Quote the entries in full, character for character, without their images.

-- RECORDED DATA --
* Begin *
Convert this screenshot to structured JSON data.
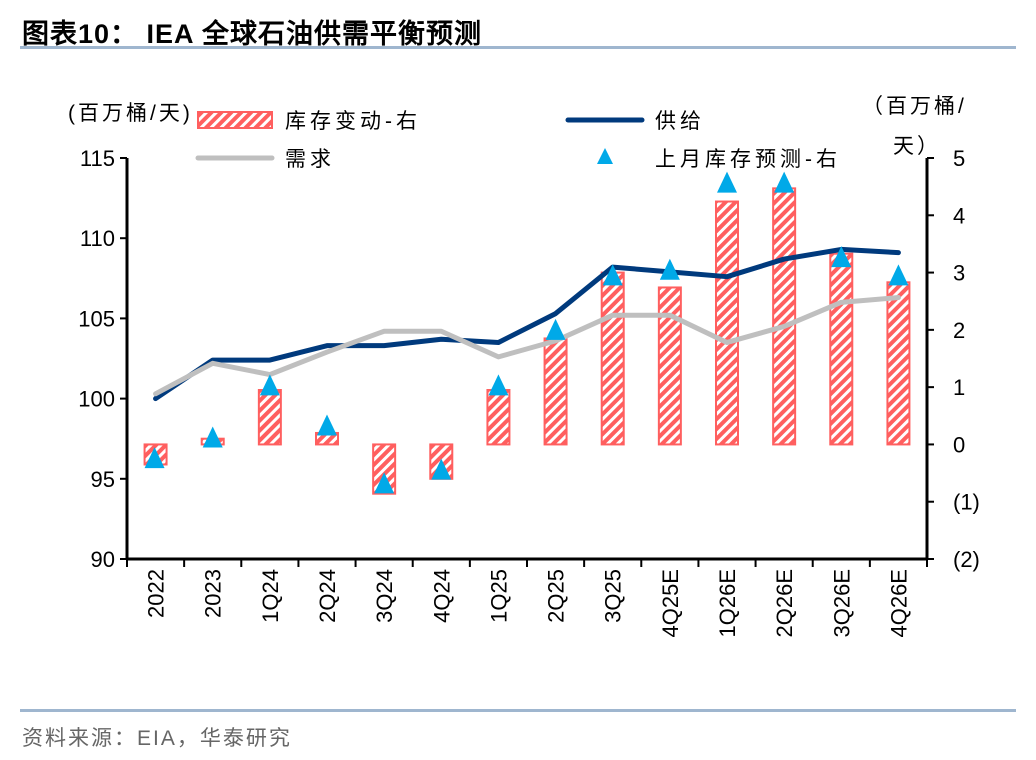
{
  "title": "图表10： IEA 全球石油供需平衡预测",
  "source": "资料来源：EIA，华泰研究",
  "chart_data": {
    "type": "bar+line",
    "left_axis": {
      "label": "(百万桶/天)",
      "range": [
        90,
        115
      ],
      "ticks": [
        90,
        95,
        100,
        105,
        110,
        115
      ],
      "tick_labels": [
        "90",
        "95",
        "100",
        "105",
        "110",
        "115"
      ]
    },
    "right_axis": {
      "label_line1": "（百万桶/",
      "label_line2": "天）",
      "range": [
        -2,
        5
      ],
      "ticks": [
        -2,
        -1,
        0,
        1,
        2,
        3,
        4,
        5
      ],
      "tick_labels": [
        "(2)",
        "(1)",
        "0",
        "1",
        "2",
        "3",
        "4",
        "5"
      ]
    },
    "categories": [
      "2022",
      "2023",
      "1Q24",
      "2Q24",
      "3Q24",
      "4Q24",
      "1Q25",
      "2Q25",
      "3Q25",
      "4Q25E",
      "1Q26E",
      "2Q26E",
      "3Q26E",
      "4Q26E"
    ],
    "series": [
      {
        "name": "库存变动-右",
        "type": "bar",
        "axis": "right",
        "color": "#FF5F5F",
        "values": [
          -0.35,
          0.1,
          0.95,
          0.2,
          -0.86,
          -0.6,
          0.95,
          1.85,
          3.0,
          2.74,
          4.24,
          4.47,
          3.33,
          2.83
        ]
      },
      {
        "name": "供给",
        "type": "line",
        "axis": "left",
        "color": "#003A7D",
        "values": [
          100.0,
          102.4,
          102.4,
          103.3,
          103.3,
          103.7,
          103.5,
          105.3,
          108.2,
          107.9,
          107.6,
          108.7,
          109.3,
          109.1
        ]
      },
      {
        "name": "需求",
        "type": "line",
        "axis": "left",
        "color": "#BFBFBF",
        "values": [
          100.3,
          102.2,
          101.5,
          102.9,
          104.2,
          104.2,
          102.6,
          103.6,
          105.2,
          105.2,
          103.5,
          104.5,
          106.0,
          106.3
        ]
      },
      {
        "name": "上月库存预测-右",
        "type": "scatter",
        "marker": "triangle",
        "axis": "right",
        "color": "#00A9E8",
        "values": [
          -0.24,
          0.12,
          1.03,
          0.33,
          -0.68,
          -0.44,
          1.03,
          2.0,
          2.95,
          3.05,
          4.57,
          4.57,
          3.27,
          2.95
        ]
      }
    ],
    "legend_position": "top",
    "grid": false
  }
}
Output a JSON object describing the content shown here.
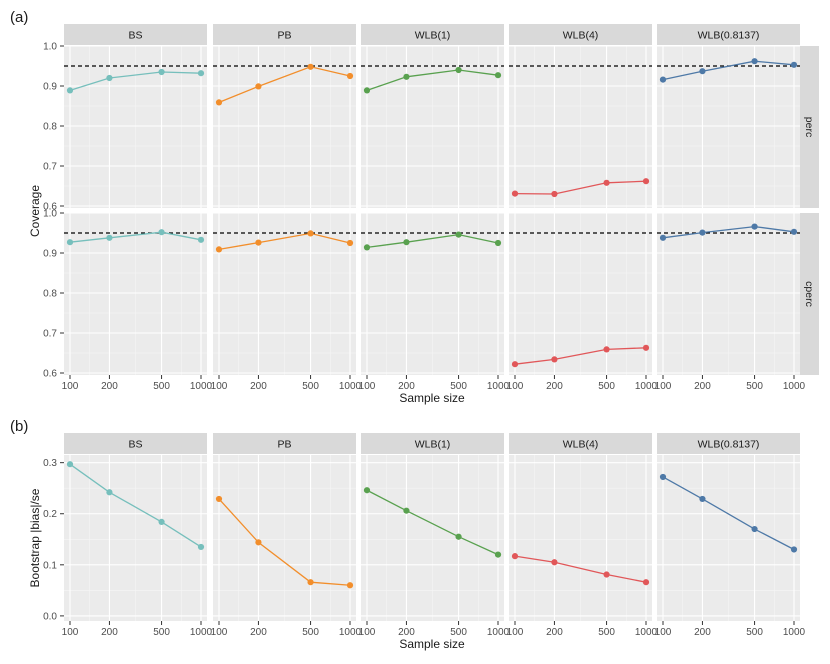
{
  "colors": {
    "panel_bg": "#EBEBEB",
    "strip_bg": "#D9D9D9",
    "grid_major": "#FFFFFF",
    "grid_minor": "#F5F5F5",
    "text": "#1A1A1A",
    "tick_text": "#4D4D4D",
    "BS": "#76BFBC",
    "PB": "#F28E2B",
    "WLB(1)": "#59A14F",
    "WLB(4)": "#E15759",
    "WLB(0.8137)": "#4E79A7"
  },
  "chart_data": [
    {
      "label": "(a)",
      "type": "line",
      "facet_columns": [
        "BS",
        "PB",
        "WLB(1)",
        "WLB(4)",
        "WLB(0.8137)"
      ],
      "facet_rows": [
        "perc",
        "cperc"
      ],
      "x": [
        100,
        200,
        500,
        1000
      ],
      "x_tick_labels": [
        "100",
        "200",
        "500",
        "1000"
      ],
      "x_scale": "log10",
      "xlabel": "Sample size",
      "ylabel": "Coverage",
      "ylim": [
        0.595,
        1.0
      ],
      "y_ticks": [
        0.6,
        0.7,
        0.8,
        0.9,
        1.0
      ],
      "y_tick_labels": [
        "0.6",
        "0.7",
        "0.8",
        "0.9",
        "1.0"
      ],
      "reference_line": {
        "y": 0.95,
        "style": "dashed"
      },
      "series": {
        "perc": {
          "BS": [
            0.889,
            0.92,
            0.935,
            0.932
          ],
          "PB": [
            0.859,
            0.899,
            0.948,
            0.925
          ],
          "WLB(1)": [
            0.889,
            0.923,
            0.94,
            0.927
          ],
          "WLB(4)": [
            0.631,
            0.63,
            0.658,
            0.662
          ],
          "WLB(0.8137)": [
            0.916,
            0.937,
            0.962,
            0.953
          ]
        },
        "cperc": {
          "BS": [
            0.927,
            0.938,
            0.952,
            0.933
          ],
          "PB": [
            0.909,
            0.926,
            0.949,
            0.925
          ],
          "WLB(1)": [
            0.914,
            0.927,
            0.946,
            0.925
          ],
          "WLB(4)": [
            0.622,
            0.634,
            0.659,
            0.663
          ],
          "WLB(0.8137)": [
            0.938,
            0.951,
            0.966,
            0.953
          ]
        }
      }
    },
    {
      "label": "(b)",
      "type": "line",
      "facet_columns": [
        "BS",
        "PB",
        "WLB(1)",
        "WLB(4)",
        "WLB(0.8137)"
      ],
      "x": [
        100,
        200,
        500,
        1000
      ],
      "x_tick_labels": [
        "100",
        "200",
        "500",
        "1000"
      ],
      "x_scale": "log10",
      "xlabel": "Sample size",
      "ylabel": "Bootstrap |bias|/se",
      "ylim": [
        -0.01,
        0.315
      ],
      "y_ticks": [
        0.0,
        0.1,
        0.2,
        0.3
      ],
      "y_tick_labels": [
        "0.0",
        "0.1",
        "0.2",
        "0.3"
      ],
      "series": {
        "BS": [
          0.297,
          0.242,
          0.184,
          0.135
        ],
        "PB": [
          0.229,
          0.144,
          0.066,
          0.06
        ],
        "WLB(1)": [
          0.246,
          0.206,
          0.155,
          0.12
        ],
        "WLB(4)": [
          0.117,
          0.105,
          0.081,
          0.066
        ],
        "WLB(0.8137)": [
          0.272,
          0.229,
          0.17,
          0.13
        ]
      }
    }
  ]
}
* End *
-- ANSWER IN FULL --
Convert this screenshot to structured JSON data.
{
  "title": "图表10： IEA 全球石油供需平衡预测",
  "source": "资料来源：EIA，华泰研究",
  "chart_data": {
    "type": "bar+line",
    "left_axis": {
      "label": "(百万桶/天)",
      "range": [
        90,
        115
      ],
      "ticks": [
        90,
        95,
        100,
        105,
        110,
        115
      ],
      "tick_labels": [
        "90",
        "95",
        "100",
        "105",
        "110",
        "115"
      ]
    },
    "right_axis": {
      "label_line1": "（百万桶/",
      "label_line2": "天）",
      "range": [
        -2,
        5
      ],
      "ticks": [
        -2,
        -1,
        0,
        1,
        2,
        3,
        4,
        5
      ],
      "tick_labels": [
        "(2)",
        "(1)",
        "0",
        "1",
        "2",
        "3",
        "4",
        "5"
      ]
    },
    "categories": [
      "2022",
      "2023",
      "1Q24",
      "2Q24",
      "3Q24",
      "4Q24",
      "1Q25",
      "2Q25",
      "3Q25",
      "4Q25E",
      "1Q26E",
      "2Q26E",
      "3Q26E",
      "4Q26E"
    ],
    "series": [
      {
        "name": "库存变动-右",
        "type": "bar",
        "axis": "right",
        "color": "#FF5F5F",
        "values": [
          -0.35,
          0.1,
          0.95,
          0.2,
          -0.86,
          -0.6,
          0.95,
          1.85,
          3.0,
          2.74,
          4.24,
          4.47,
          3.33,
          2.83
        ]
      },
      {
        "name": "供给",
        "type": "line",
        "axis": "left",
        "color": "#003A7D",
        "values": [
          100.0,
          102.4,
          102.4,
          103.3,
          103.3,
          103.7,
          103.5,
          105.3,
          108.2,
          107.9,
          107.6,
          108.7,
          109.3,
          109.1
        ]
      },
      {
        "name": "需求",
        "type": "line",
        "axis": "left",
        "color": "#BFBFBF",
        "values": [
          100.3,
          102.2,
          101.5,
          102.9,
          104.2,
          104.2,
          102.6,
          103.6,
          105.2,
          105.2,
          103.5,
          104.5,
          106.0,
          106.3
        ]
      },
      {
        "name": "上月库存预测-右",
        "type": "scatter",
        "marker": "triangle",
        "axis": "right",
        "color": "#00A9E8",
        "values": [
          -0.24,
          0.12,
          1.03,
          0.33,
          -0.68,
          -0.44,
          1.03,
          2.0,
          2.95,
          3.05,
          4.57,
          4.57,
          3.27,
          2.95
        ]
      }
    ],
    "legend_position": "top",
    "grid": false
  }
}
Output a JSON object describing the content shown here.
{
  "colors": {
    "panel_bg": "#EBEBEB",
    "strip_bg": "#D9D9D9",
    "grid_major": "#FFFFFF",
    "grid_minor": "#F5F5F5",
    "text": "#1A1A1A",
    "tick_text": "#4D4D4D",
    "BS": "#76BFBC",
    "PB": "#F28E2B",
    "WLB(1)": "#59A14F",
    "WLB(4)": "#E15759",
    "WLB(0.8137)": "#4E79A7"
  },
  "chart_data": [
    {
      "label": "(a)",
      "type": "line",
      "facet_columns": [
        "BS",
        "PB",
        "WLB(1)",
        "WLB(4)",
        "WLB(0.8137)"
      ],
      "facet_rows": [
        "perc",
        "cperc"
      ],
      "x": [
        100,
        200,
        500,
        1000
      ],
      "x_tick_labels": [
        "100",
        "200",
        "500",
        "1000"
      ],
      "x_scale": "log10",
      "xlabel": "Sample size",
      "ylabel": "Coverage",
      "ylim": [
        0.595,
        1.0
      ],
      "y_ticks": [
        0.6,
        0.7,
        0.8,
        0.9,
        1.0
      ],
      "y_tick_labels": [
        "0.6",
        "0.7",
        "0.8",
        "0.9",
        "1.0"
      ],
      "reference_line": {
        "y": 0.95,
        "style": "dashed"
      },
      "series": {
        "perc": {
          "BS": [
            0.889,
            0.92,
            0.935,
            0.932
          ],
          "PB": [
            0.859,
            0.899,
            0.948,
            0.925
          ],
          "WLB(1)": [
            0.889,
            0.923,
            0.94,
            0.927
          ],
          "WLB(4)": [
            0.631,
            0.63,
            0.658,
            0.662
          ],
          "WLB(0.8137)": [
            0.916,
            0.937,
            0.962,
            0.953
          ]
        },
        "cperc": {
          "BS": [
            0.927,
            0.938,
            0.952,
            0.933
          ],
          "PB": [
            0.909,
            0.926,
            0.949,
            0.925
          ],
          "WLB(1)": [
            0.914,
            0.927,
            0.946,
            0.925
          ],
          "WLB(4)": [
            0.622,
            0.634,
            0.659,
            0.663
          ],
          "WLB(0.8137)": [
            0.938,
            0.951,
            0.966,
            0.953
          ]
        }
      }
    },
    {
      "label": "(b)",
      "type": "line",
      "facet_columns": [
        "BS",
        "PB",
        "WLB(1)",
        "WLB(4)",
        "WLB(0.8137)"
      ],
      "x": [
        100,
        200,
        500,
        1000
      ],
      "x_tick_labels": [
        "100",
        "200",
        "500",
        "1000"
      ],
      "x_scale": "log10",
      "xlabel": "Sample size",
      "ylabel": "Bootstrap |bias|/se",
      "ylim": [
        -0.01,
        0.315
      ],
      "y_ticks": [
        0.0,
        0.1,
        0.2,
        0.3
      ],
      "y_tick_labels": [
        "0.0",
        "0.1",
        "0.2",
        "0.3"
      ],
      "series": {
        "BS": [
          0.297,
          0.242,
          0.184,
          0.135
        ],
        "PB": [
          0.229,
          0.144,
          0.066,
          0.06
        ],
        "WLB(1)": [
          0.246,
          0.206,
          0.155,
          0.12
        ],
        "WLB(4)": [
          0.117,
          0.105,
          0.081,
          0.066
        ],
        "WLB(0.8137)": [
          0.272,
          0.229,
          0.17,
          0.13
        ]
      }
    }
  ]
}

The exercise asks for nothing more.